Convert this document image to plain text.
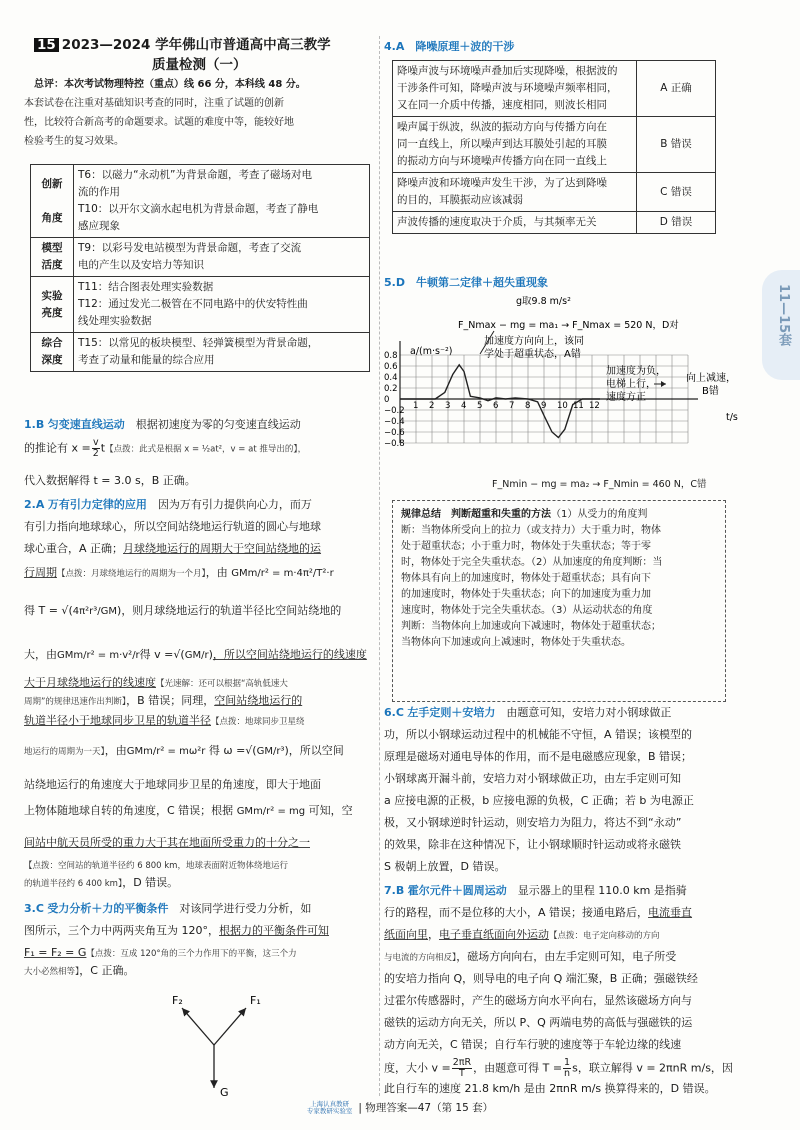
15 2023—2024 学年佛山市普通高中高三教学
质量检测（一）
总评：本次考试物理特控（重点）线 66 分，本科线 48 分。
本套试卷在注重对基础知识考查的同时，注重了试题的创新
性，比较符合新高考的命题要求。试题的难度中等，能较好地
检验考生的复习效果。
创新

角度	T6：以磁力“永动机”为背景命题，考查了磁场对电
流的作用
T10：以开尔文滴水起电机为背景命题，考查了静电
感应现象
模型
活度	T9：以彩号发电站模型为背景命题，考查了交流
电的产生以及安培力等知识
实验
亮度	T11：结合图表处理实验数据
T12：通过发光二极管在不同电路中的伏安特性曲
线处理实验数据
综合
深度	T15：以常见的板块模型、轻弹簧模型为背景命题，
考查了动量和能量的综合应用
1.B 匀变速直线运动　 根据初速度为零的匀变速直线运动
的推论有 $x = \frac{v}{2}$ t【点拨：此式是根据 x = ½at²，v = at 推导出的】，
代入数据解得 t = 3.0 s，B 正确。
2.A 万有引力定律的应用　 因为万有引力提供向心力，而万
有引力指向地球球心，所以空间站绕地运行轨道的圆心与地球
球心重合，A 正确；月球绕地运行的周期大于空间站绕地的运
行周期【点拨：月球绕地运行的周期为一个月】，由 GMm/r² = m·4π²/T²·r
得 T = √(4π²r³/GM)，则月球绕地运行的轨道半径比空间站绕地的
大，由GMm/r² = m·v²/r得 v =√(GM/r)，所以空间站绕地运行的线速度
大于月球绕地运行的线速度【光速解：还可以根据“高轨低速大
周期”的规律迅速作出判断】，B 错误；同理，空间站绕地运行的
轨道半径小于地球同步卫星的轨道半径【点拨：地球同步卫星绕
地运行的周期为一天】，由GMm/r² = mω²r 得 ω =√(GM/r³)，所以空间
站绕地运行的角速度大于地球同步卫星的角速度，即大于地面
上物体随地球自转的角速度，C 错误；根据 GMm/r² = mg 可知，空
间站中航天员所受的重力大于其在地面所受重力的十分之一
【点拨：空间站的轨道半径约 6 800 km，地球表面附近物体绕地运行
的轨道半径约 6 400 km】，D 错误。
3.C 受力分析＋力的平衡条件　 对该同学进行受力分析，如
图所示，三个力中两两夹角互为 120°，根据力的平衡条件可知
F₁ = F₂ = G【点拨：互成 120°角的三个力作用下的平衡，这三个力
大小必然相等】，C 正确。
F₂	F₁
G
4.A　 降噪原理＋波的干涉
降噪声波与环境噪声叠加后实现降噪，根据波的
干涉条件可知，降噪声波与环境噪声频率相同，
又在同一介质中传播，速度相同，则波长相同	A 正确
噪声属于纵波，纵波的振动方向与传播方向在
同一直线上，所以噪声到达耳膜处引起的耳膜
的振动方向与环境噪声传播方向在同一直线上	B 错误
降噪声波和环境噪声发生干涉，为了达到降噪
的目的，耳膜振动应该减弱	C 错误
声波传播的速度取决于介质，与其频率无关	D 错误
5.D　 牛顿第二定律＋超失重现象
0.8
0.6
0.4
0.2
0
−0.2
−0.4
−0.6
−0.8
1 2 3 4 5 6 7 8 9 10 11 12
g取9.8 m/s²
F_Nmax − mg = ma₁ → F_Nmax = 520 N，D对
加速度方向向上，该同
学处于超重状态，A错
加速度为负，
电梯上行，
速度方正
向上减速，
B错
a/(m·s⁻²)
t/s
F_Nmin − mg = ma₂ → F_Nmin = 460 N，C错
规律总结　 判断超重和失重的方法（1）从受力的角度判
断：当物体所受向上的拉力（或支持力）大于重力时，物体
处于超重状态；小于重力时，物体处于失重状态；等于零
时，物体处于完全失重状态。（2）从加速度的角度判断：当
物体具有向上的加速度时，物体处于超重状态；具有向下
的加速度时，物体处于失重状态；向下的加速度为重力加
速度时，物体处于完全失重状态。（3）从运动状态的角度
判断：当物体向上加速或向下减速时，物体处于超重状态；
当物体向下加速或向上减速时，物体处于失重状态。
6.C 左手定则＋安培力　 由题意可知，安培力对小钢球做正
功，所以小钢球运动过程中的机械能不守恒，A 错误；该模型的
原理是磁场对通电导体的作用，而不是电磁感应现象，B 错误；
小钢球离开漏斗前，安培力对小钢球做正功，由左手定则可知
a 应接电源的正极，b 应接电源的负极，C 正确；若 b 为电源正
极，又小钢球逆时针运动，则安培力为阻力，将达不到“永动”
的效果，除非在这种情况下，让小钢球顺时针运动或将永磁铁
S 极朝上放置，D 错误。
7.B 霍尔元件＋圆周运动　 显示器上的里程 110.0 km 是指骑
行的路程，而不是位移的大小，A 错误；接通电路后，电流垂直
纸面向里，电子垂直纸面向外运动【点拨：电子定向移动的方向
与电流的方向相反】，磁场方向向右，由左手定则可知，电子所受
的安培力指向 Q，则导电的电子向 Q 端汇聚，B 正确；强磁铁经
过霍尔传感器时，产生的磁场方向水平向右，显然该磁场方向与
磁铁的运动方向无关，所以 P、Q 两端电势的高低与强磁铁的运
动方向无关，C 错误；自行车行驶的速度等于车轮边缘的线速
度，大小 $v = \frac{2\pi R}{T}$ ，由题意可得 $T = \frac{1}{n}$ s，联立解得 v = 2πnR m/s，因
此自行车的速度 21.8 km/h 是由 2πnR m/s 换算得来的，D 错误。
11—15套
上海认真教研
专家教研实验室 | 物理答案—47（第 15 套）
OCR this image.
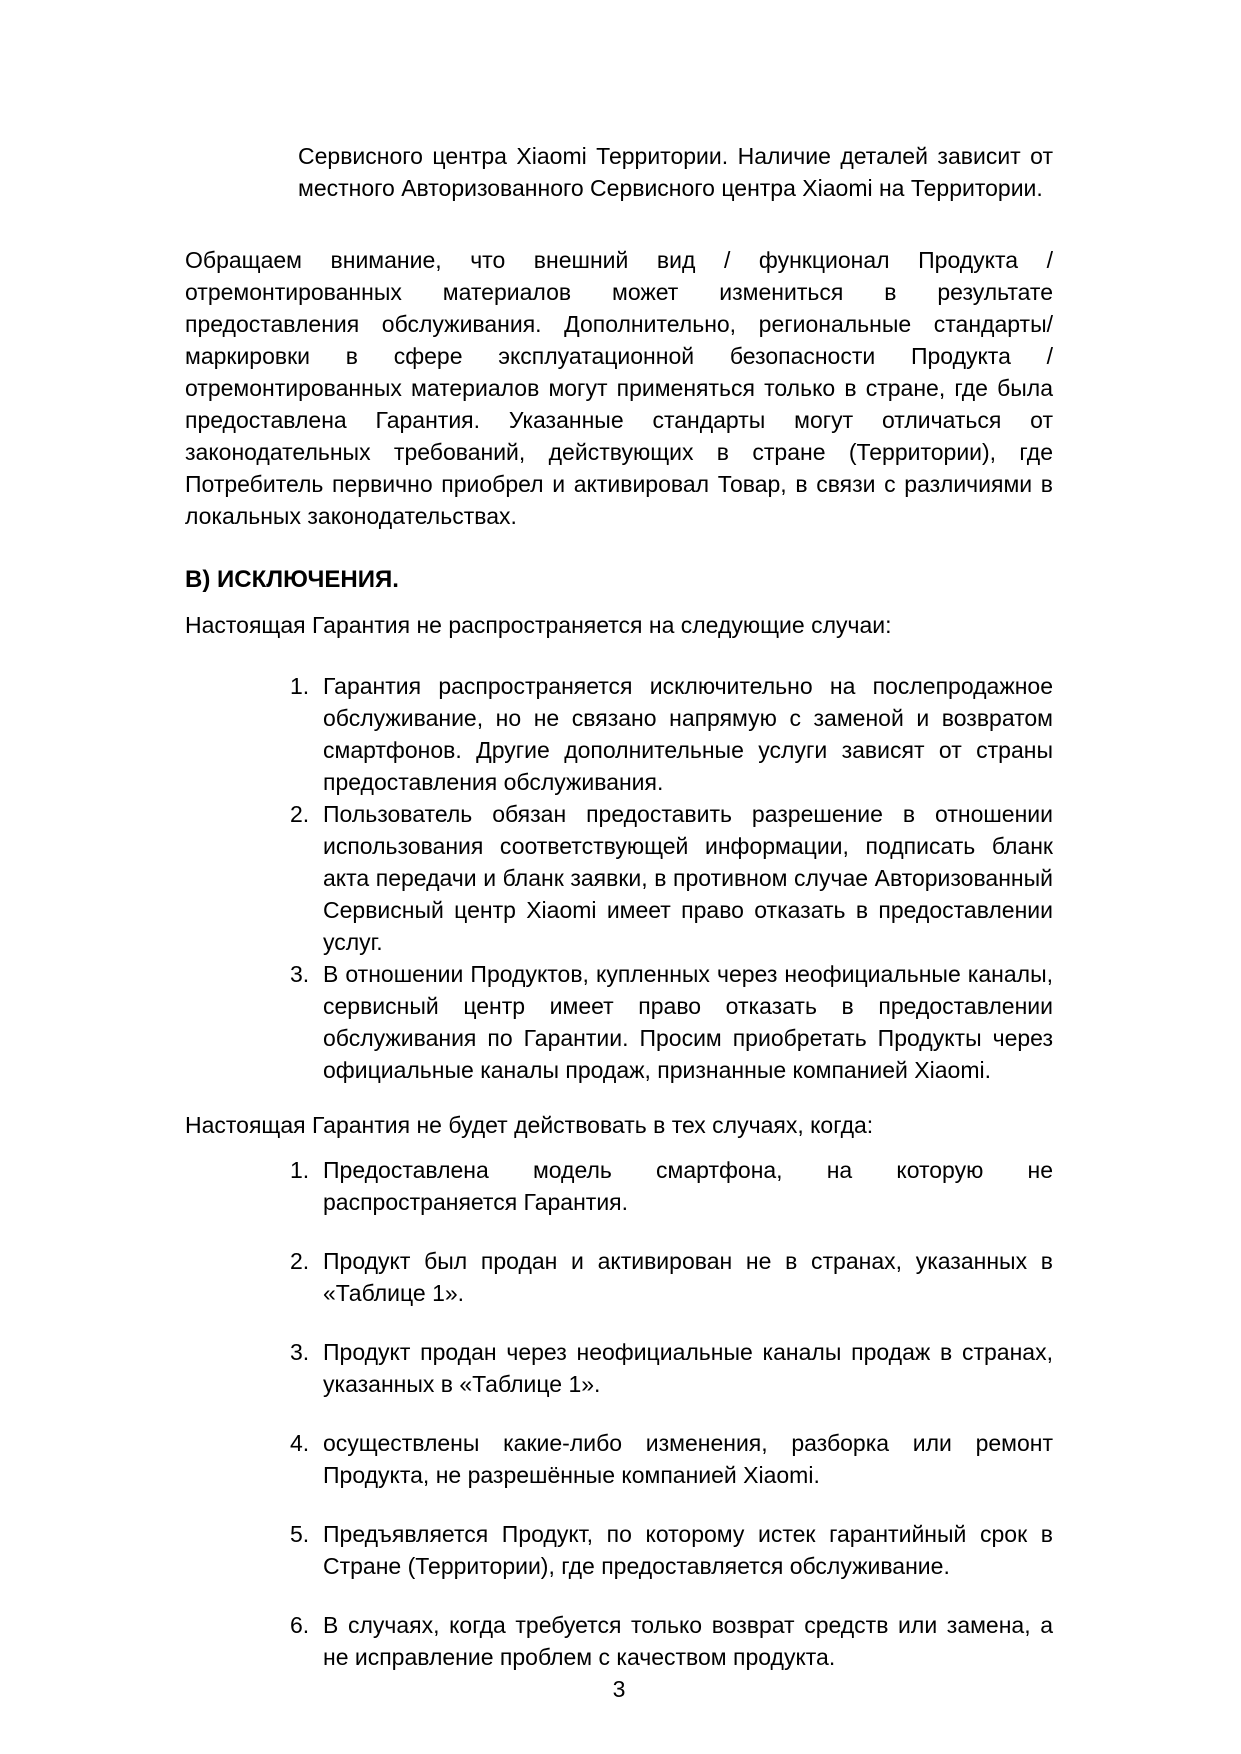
Сервисного центра Xiaomi Территории. Наличие деталей зависит от местного Авторизованного Сервисного центра Xiaomi на Территории.

Обращаем внимание, что внешний вид / функционал Продукта / отремонтированных материалов может измениться в результате предоставления обслуживания. Дополнительно, региональные стандарты/маркировки в сфере эксплуатационной безопасности Продукта / отремонтированных материалов могут применяться только в стране, где была предоставлена Гарантия. Указанные стандарты могут отличаться от законодательных требований, действующих в стране (Территории), где Потребитель первично приобрел и активировал Товар, в связи с различиями в локальных законодательствах.

В) ИСКЛЮЧЕНИЯ.

Настоящая Гарантия не распространяется на следующие случаи:

1. Гарантия распространяется исключительно на послепродажное обслуживание, но не связано напрямую с заменой и возвратом смартфонов. Другие дополнительные услуги зависят от страны предоставления обслуживания.
2. Пользователь обязан предоставить разрешение в отношении использования соответствующей информации, подписать бланк акта передачи и бланк заявки, в противном случае Авторизованный Сервисный центр Xiaomi имеет право отказать в предоставлении услуг.
3. В отношении Продуктов, купленных через неофициальные каналы, сервисный центр имеет право отказать в предоставлении обслуживания по Гарантии. Просим приобретать Продукты через официальные каналы продаж, признанные компанией Xiaomi.

Настоящая Гарантия не будет действовать в тех случаях, когда:

1. Предоставлена модель смартфона, на которую не распространяется Гарантия.
2. Продукт был продан и активирован не в странах, указанных в «Таблице 1».
3. Продукт продан через неофициальные каналы продаж в странах, указанных в «Таблице 1».
4. осуществлены какие-либо изменения, разборка или ремонт Продукта, не разрешённые компанией Xiaomi.
5. Предъявляется Продукт, по которому истек гарантийный срок в Стране (Территории), где предоставляется обслуживание.
6. В случаях, когда требуется только возврат средств или замена, а не исправление проблем с качеством продукта.

3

# # # # #

## [YOUR GOAL]
Pull out all lines containing the word "Настоящая" from the entries above.

## [CORRECT RESPONSE]
Настоящая Гарантия не распространяется на следующие случаи:
Настоящая Гарантия не будет действовать в тех случаях, когда:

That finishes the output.